(Dataset items)
+ + + + +

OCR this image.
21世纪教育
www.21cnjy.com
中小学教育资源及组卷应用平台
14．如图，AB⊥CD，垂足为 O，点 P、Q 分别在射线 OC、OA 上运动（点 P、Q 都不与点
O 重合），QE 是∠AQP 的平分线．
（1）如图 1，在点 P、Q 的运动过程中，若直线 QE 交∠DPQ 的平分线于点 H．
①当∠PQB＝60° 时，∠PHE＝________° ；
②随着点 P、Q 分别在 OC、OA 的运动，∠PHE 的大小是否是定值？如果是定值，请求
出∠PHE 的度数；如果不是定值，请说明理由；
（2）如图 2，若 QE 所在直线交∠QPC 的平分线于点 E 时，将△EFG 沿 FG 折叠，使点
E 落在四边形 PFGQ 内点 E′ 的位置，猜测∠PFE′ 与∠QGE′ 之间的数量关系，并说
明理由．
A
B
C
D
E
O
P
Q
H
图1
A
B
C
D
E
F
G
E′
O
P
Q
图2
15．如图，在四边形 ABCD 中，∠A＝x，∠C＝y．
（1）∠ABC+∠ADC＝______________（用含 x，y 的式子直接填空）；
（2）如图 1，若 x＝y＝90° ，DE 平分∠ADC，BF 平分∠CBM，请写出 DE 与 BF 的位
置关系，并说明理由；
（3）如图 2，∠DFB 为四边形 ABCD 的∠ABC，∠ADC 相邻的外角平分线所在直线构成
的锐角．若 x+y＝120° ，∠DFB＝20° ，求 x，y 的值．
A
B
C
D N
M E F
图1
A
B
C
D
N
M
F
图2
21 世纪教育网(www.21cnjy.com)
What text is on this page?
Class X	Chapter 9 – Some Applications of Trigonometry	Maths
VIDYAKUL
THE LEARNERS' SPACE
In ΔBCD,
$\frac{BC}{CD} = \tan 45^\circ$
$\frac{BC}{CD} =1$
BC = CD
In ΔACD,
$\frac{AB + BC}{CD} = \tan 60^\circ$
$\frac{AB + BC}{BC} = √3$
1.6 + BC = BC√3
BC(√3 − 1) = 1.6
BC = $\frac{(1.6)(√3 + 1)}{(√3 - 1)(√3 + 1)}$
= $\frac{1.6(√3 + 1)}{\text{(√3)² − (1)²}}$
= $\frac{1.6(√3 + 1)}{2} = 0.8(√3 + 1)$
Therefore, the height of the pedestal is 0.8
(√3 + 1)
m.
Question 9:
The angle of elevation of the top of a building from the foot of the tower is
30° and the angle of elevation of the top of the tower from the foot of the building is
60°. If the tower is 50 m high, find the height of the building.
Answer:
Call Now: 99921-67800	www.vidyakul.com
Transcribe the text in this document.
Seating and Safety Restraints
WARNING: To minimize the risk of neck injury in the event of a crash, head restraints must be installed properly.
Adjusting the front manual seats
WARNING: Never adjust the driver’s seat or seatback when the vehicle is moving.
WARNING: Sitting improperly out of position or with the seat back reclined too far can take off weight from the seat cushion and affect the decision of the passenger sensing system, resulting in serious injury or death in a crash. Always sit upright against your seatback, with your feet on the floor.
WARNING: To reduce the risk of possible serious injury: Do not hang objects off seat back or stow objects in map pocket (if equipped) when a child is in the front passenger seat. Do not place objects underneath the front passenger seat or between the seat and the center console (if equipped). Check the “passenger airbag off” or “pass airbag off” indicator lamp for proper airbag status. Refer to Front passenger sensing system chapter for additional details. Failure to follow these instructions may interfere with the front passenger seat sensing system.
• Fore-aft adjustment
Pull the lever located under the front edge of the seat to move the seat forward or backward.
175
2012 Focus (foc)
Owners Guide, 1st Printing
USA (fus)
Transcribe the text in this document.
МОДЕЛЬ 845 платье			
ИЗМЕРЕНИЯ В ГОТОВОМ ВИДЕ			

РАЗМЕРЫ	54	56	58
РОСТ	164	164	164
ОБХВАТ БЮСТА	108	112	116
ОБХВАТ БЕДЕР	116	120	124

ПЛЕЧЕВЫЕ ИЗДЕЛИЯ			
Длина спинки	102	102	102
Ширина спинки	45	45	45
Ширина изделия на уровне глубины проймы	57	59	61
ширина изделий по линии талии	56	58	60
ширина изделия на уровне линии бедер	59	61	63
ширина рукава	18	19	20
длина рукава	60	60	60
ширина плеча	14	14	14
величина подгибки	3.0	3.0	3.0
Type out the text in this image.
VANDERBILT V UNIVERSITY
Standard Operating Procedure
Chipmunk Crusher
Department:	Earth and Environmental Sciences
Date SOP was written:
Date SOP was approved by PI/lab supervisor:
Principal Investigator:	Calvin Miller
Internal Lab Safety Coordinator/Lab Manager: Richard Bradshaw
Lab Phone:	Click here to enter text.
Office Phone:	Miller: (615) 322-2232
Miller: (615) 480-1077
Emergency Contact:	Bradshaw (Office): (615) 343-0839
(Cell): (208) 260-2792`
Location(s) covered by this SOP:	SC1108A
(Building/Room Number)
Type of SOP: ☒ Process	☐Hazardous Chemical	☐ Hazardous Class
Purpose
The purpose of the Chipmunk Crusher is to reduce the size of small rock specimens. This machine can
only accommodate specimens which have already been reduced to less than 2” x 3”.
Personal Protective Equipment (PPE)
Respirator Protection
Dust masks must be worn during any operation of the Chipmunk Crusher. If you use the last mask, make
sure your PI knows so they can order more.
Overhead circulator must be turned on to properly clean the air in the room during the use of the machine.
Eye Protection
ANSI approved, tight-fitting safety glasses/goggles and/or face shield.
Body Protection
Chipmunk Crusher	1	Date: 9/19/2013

+ + + + +

> Your objective:
Write down every line of the data above that includes the string "的平分线于点".

> Final answer:
（1）如图 1，在点 P、Q 的运动过程中，若直线 QE 交∠DPQ 的平分线于点 H．
（2）如图 2，若 QE 所在直线交∠QPC 的平分线于点 E 时，将△EFG 沿 FG 折叠，使点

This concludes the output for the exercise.